SET EXERCISE:
An exact copy of all the data is required, with pictures left out.

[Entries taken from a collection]
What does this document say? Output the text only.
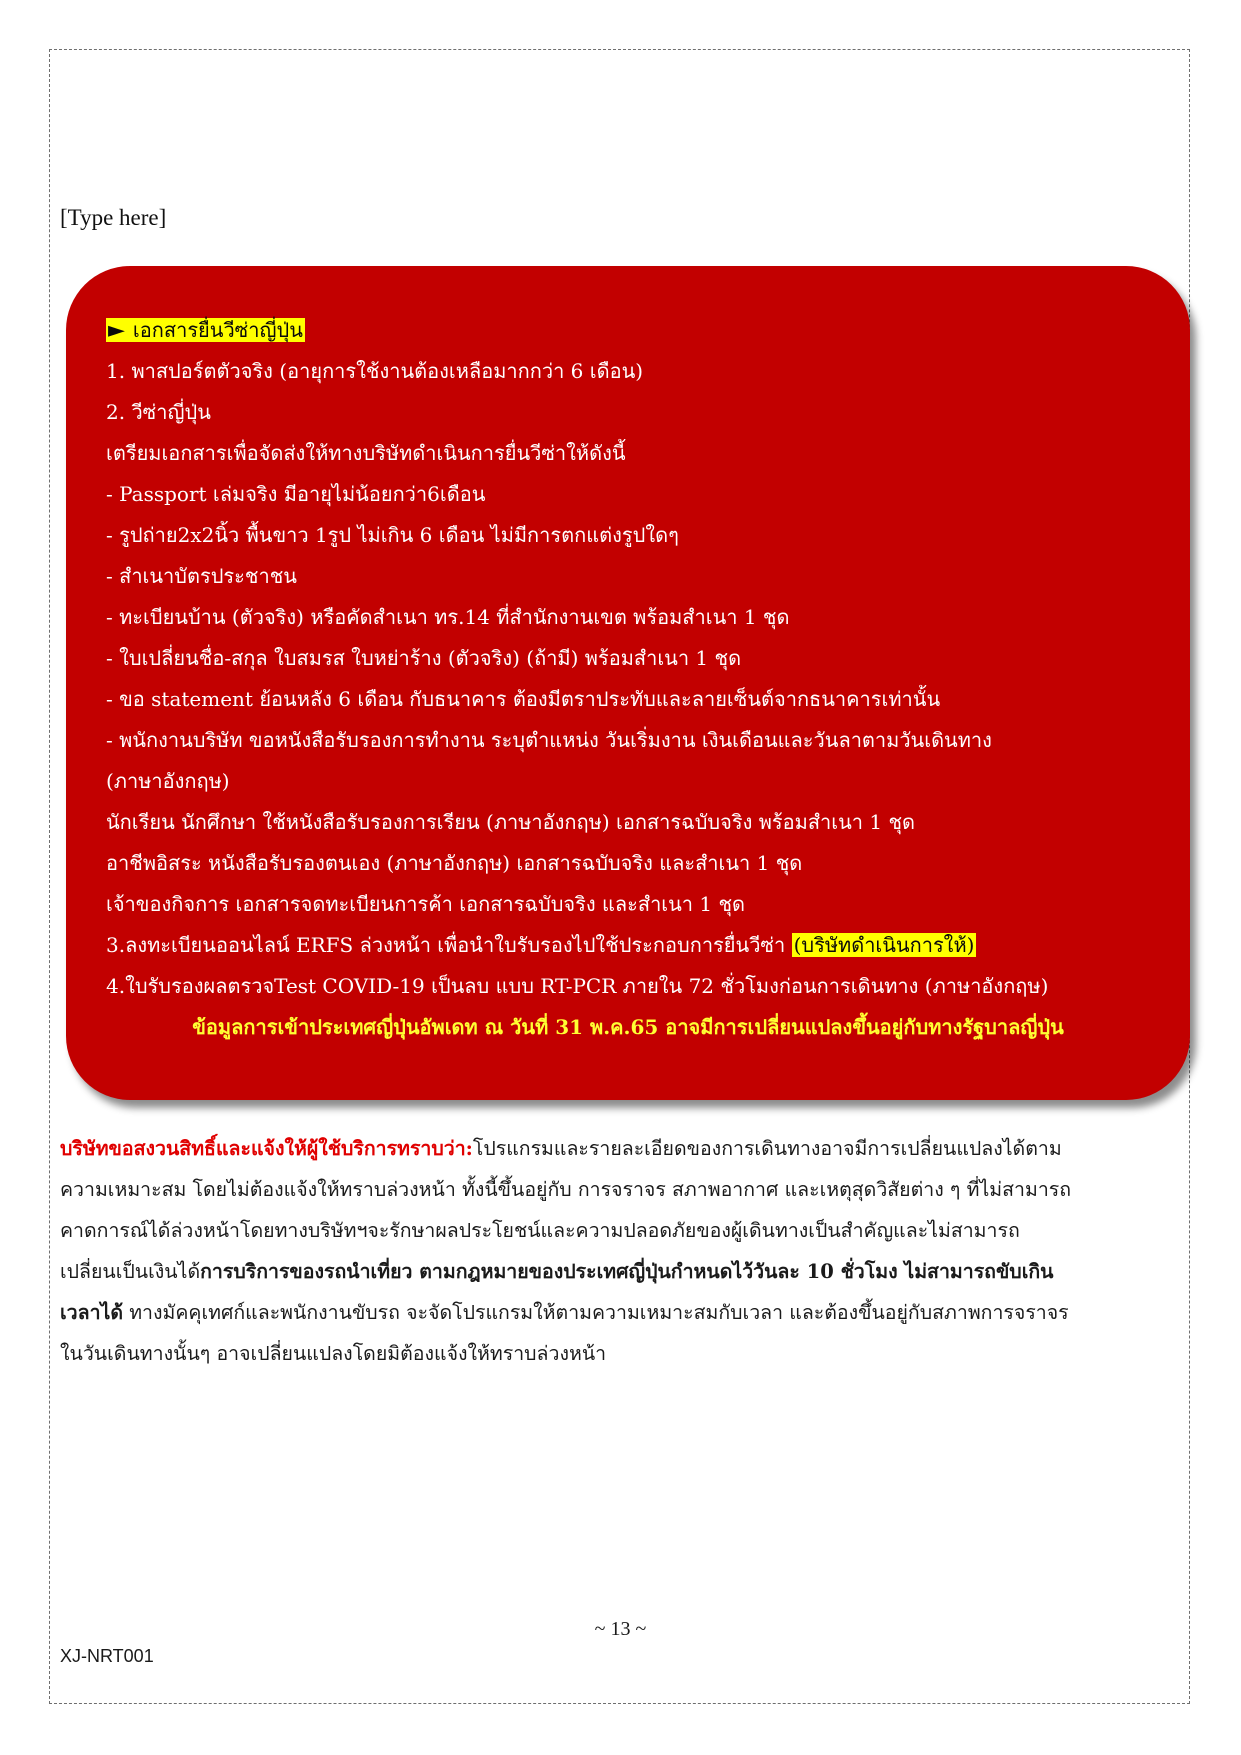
[Type here]
► เอกสารยื่นวีซ่าญี่ปุ่น
1. พาสปอร์ตตัวจริง (อายุการใช้งานต้องเหลือมากกว่า 6 เดือน)
2. วีซ่าญี่ปุ่น
เตรียมเอกสารเพื่อจัดส่งให้ทางบริษัทดำเนินการยื่นวีซ่าให้ดังนี้
- Passport เล่มจริง มีอายุไม่น้อยกว่า6เดือน
- รูปถ่าย2x2นิ้ว พื้นขาว 1รูป ไม่เกิน 6 เดือน ไม่มีการตกแต่งรูปใดๆ
- สำเนาบัตรประชาชน
- ทะเบียนบ้าน (ตัวจริง) หรือคัดสำเนา ทร.14 ที่สำนักงานเขต พร้อมสำเนา 1 ชุด
- ใบเปลี่ยนชื่อ-สกุล ใบสมรส ใบหย่าร้าง (ตัวจริง) (ถ้ามี) พร้อมสำเนา 1 ชุด
- ขอ statement ย้อนหลัง 6 เดือน กับธนาคาร ต้องมีตราประทับและลายเซ็นต์จากธนาคารเท่านั้น
- พนักงานบริษัท ขอหนังสือรับรองการทำงาน ระบุตำแหน่ง วันเริ่มงาน เงินเดือนและวันลาตามวันเดินทาง
(ภาษาอังกฤษ)
นักเรียน นักศึกษา ใช้หนังสือรับรองการเรียน (ภาษาอังกฤษ) เอกสารฉบับจริง พร้อมสำเนา 1 ชุด
อาชีพอิสระ หนังสือรับรองตนเอง (ภาษาอังกฤษ) เอกสารฉบับจริง และสำเนา 1 ชุด
เจ้าของกิจการ เอกสารจดทะเบียนการค้า เอกสารฉบับจริง และสำเนา 1 ชุด
3.ลงทะเบียนออนไลน์ ERFS ล่วงหน้า เพื่อนำใบรับรองไปใช้ประกอบการยื่นวีซ่า (บริษัทดำเนินการให้)
4.ใบรับรองผลตรวจTest COVID-19 เป็นลบ แบบ RT-PCR ภายใน 72 ชั่วโมงก่อนการเดินทาง (ภาษาอังกฤษ)
ข้อมูลการเข้าประเทศญี่ปุ่นอัพเดท ณ วันที่ 31 พ.ค.65 อาจมีการเปลี่ยนแปลงขึ้นอยู่กับทางรัฐบาลญี่ปุ่น
บริษัทขอสงวนสิทธิ์และแจ้งให้ผู้ใช้บริการทราบว่า:โปรแกรมและรายละเอียดของการเดินทางอาจมีการเปลี่ยนแปลงได้ตาม
ความเหมาะสม โดยไม่ต้องแจ้งให้ทราบล่วงหน้า ทั้งนี้ขึ้นอยู่กับ การจราจร สภาพอากาศ และเหตุสุดวิสัยต่าง ๆ ที่ไม่สามารถ
คาดการณ์ได้ล่วงหน้าโดยทางบริษัทฯจะรักษาผลประโยชน์และความปลอดภัยของผู้เดินทางเป็นสำคัญและไม่สามารถ
เปลี่ยนเป็นเงินได้การบริการของรถนำเที่ยว ตามกฎหมายของประเทศญี่ปุ่นกำหนดไว้วันละ 10 ชั่วโมง ไม่สามารถขับเกิน
เวลาได้ ทางมัคคุเทศก์และพนักงานขับรถ จะจัดโปรแกรมให้ตามความเหมาะสมกับเวลา และต้องขึ้นอยู่กับสภาพการจราจร
ในวันเดินทางนั้นๆ อาจเปลี่ยนแปลงโดยมิต้องแจ้งให้ทราบล่วงหน้า
~ 13 ~
XJ-NRT001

EXERCISE RESULT:
What does this document say? Output the text only.
[Type here]
► เอกสารยื่นวีซ่าญี่ปุ่น
1. พาสปอร์ตตัวจริง (อายุการใช้งานต้องเหลือมากกว่า 6 เดือน)
2. วีซ่าญี่ปุ่น
เตรียมเอกสารเพื่อจัดส่งให้ทางบริษัทดำเนินการยื่นวีซ่าให้ดังนี้
- Passport เล่มจริง มีอายุไม่น้อยกว่า6เดือน
- รูปถ่าย2x2นิ้ว พื้นขาว 1รูป ไม่เกิน 6 เดือน ไม่มีการตกแต่งรูปใดๆ
- สำเนาบัตรประชาชน
- ทะเบียนบ้าน (ตัวจริง) หรือคัดสำเนา ทร.14 ที่สำนักงานเขต พร้อมสำเนา 1 ชุด
- ใบเปลี่ยนชื่อ-สกุล ใบสมรส ใบหย่าร้าง (ตัวจริง) (ถ้ามี) พร้อมสำเนา 1 ชุด
- ขอ statement ย้อนหลัง 6 เดือน กับธนาคาร ต้องมีตราประทับและลายเซ็นต์จากธนาคารเท่านั้น
- พนักงานบริษัท ขอหนังสือรับรองการทำงาน ระบุตำแหน่ง วันเริ่มงาน เงินเดือนและวันลาตามวันเดินทาง
(ภาษาอังกฤษ)
นักเรียน นักศึกษา ใช้หนังสือรับรองการเรียน (ภาษาอังกฤษ) เอกสารฉบับจริง พร้อมสำเนา 1 ชุด
อาชีพอิสระ หนังสือรับรองตนเอง (ภาษาอังกฤษ) เอกสารฉบับจริง และสำเนา 1 ชุด
เจ้าของกิจการ เอกสารจดทะเบียนการค้า เอกสารฉบับจริง และสำเนา 1 ชุด
3.ลงทะเบียนออนไลน์ ERFS ล่วงหน้า เพื่อนำใบรับรองไปใช้ประกอบการยื่นวีซ่า (บริษัทดำเนินการให้)
4.ใบรับรองผลตรวจTest COVID-19 เป็นลบ แบบ RT-PCR ภายใน 72 ชั่วโมงก่อนการเดินทาง (ภาษาอังกฤษ)
ข้อมูลการเข้าประเทศญี่ปุ่นอัพเดท ณ วันที่ 31 พ.ค.65 อาจมีการเปลี่ยนแปลงขึ้นอยู่กับทางรัฐบาลญี่ปุ่น
บริษัทขอสงวนสิทธิ์และแจ้งให้ผู้ใช้บริการทราบว่า:โปรแกรมและรายละเอียดของการเดินทางอาจมีการเปลี่ยนแปลงได้ตาม
ความเหมาะสม โดยไม่ต้องแจ้งให้ทราบล่วงหน้า ทั้งนี้ขึ้นอยู่กับ การจราจร สภาพอากาศ และเหตุสุดวิสัยต่าง ๆ ที่ไม่สามารถ
คาดการณ์ได้ล่วงหน้าโดยทางบริษัทฯจะรักษาผลประโยชน์และความปลอดภัยของผู้เดินทางเป็นสำคัญและไม่สามารถ
เปลี่ยนเป็นเงินได้การบริการของรถนำเที่ยว ตามกฎหมายของประเทศญี่ปุ่นกำหนดไว้วันละ 10 ชั่วโมง ไม่สามารถขับเกิน
เวลาได้ ทางมัคคุเทศก์และพนักงานขับรถ จะจัดโปรแกรมให้ตามความเหมาะสมกับเวลา และต้องขึ้นอยู่กับสภาพการจราจร
ในวันเดินทางนั้นๆ อาจเปลี่ยนแปลงโดยมิต้องแจ้งให้ทราบล่วงหน้า
~ 13 ~
XJ-NRT001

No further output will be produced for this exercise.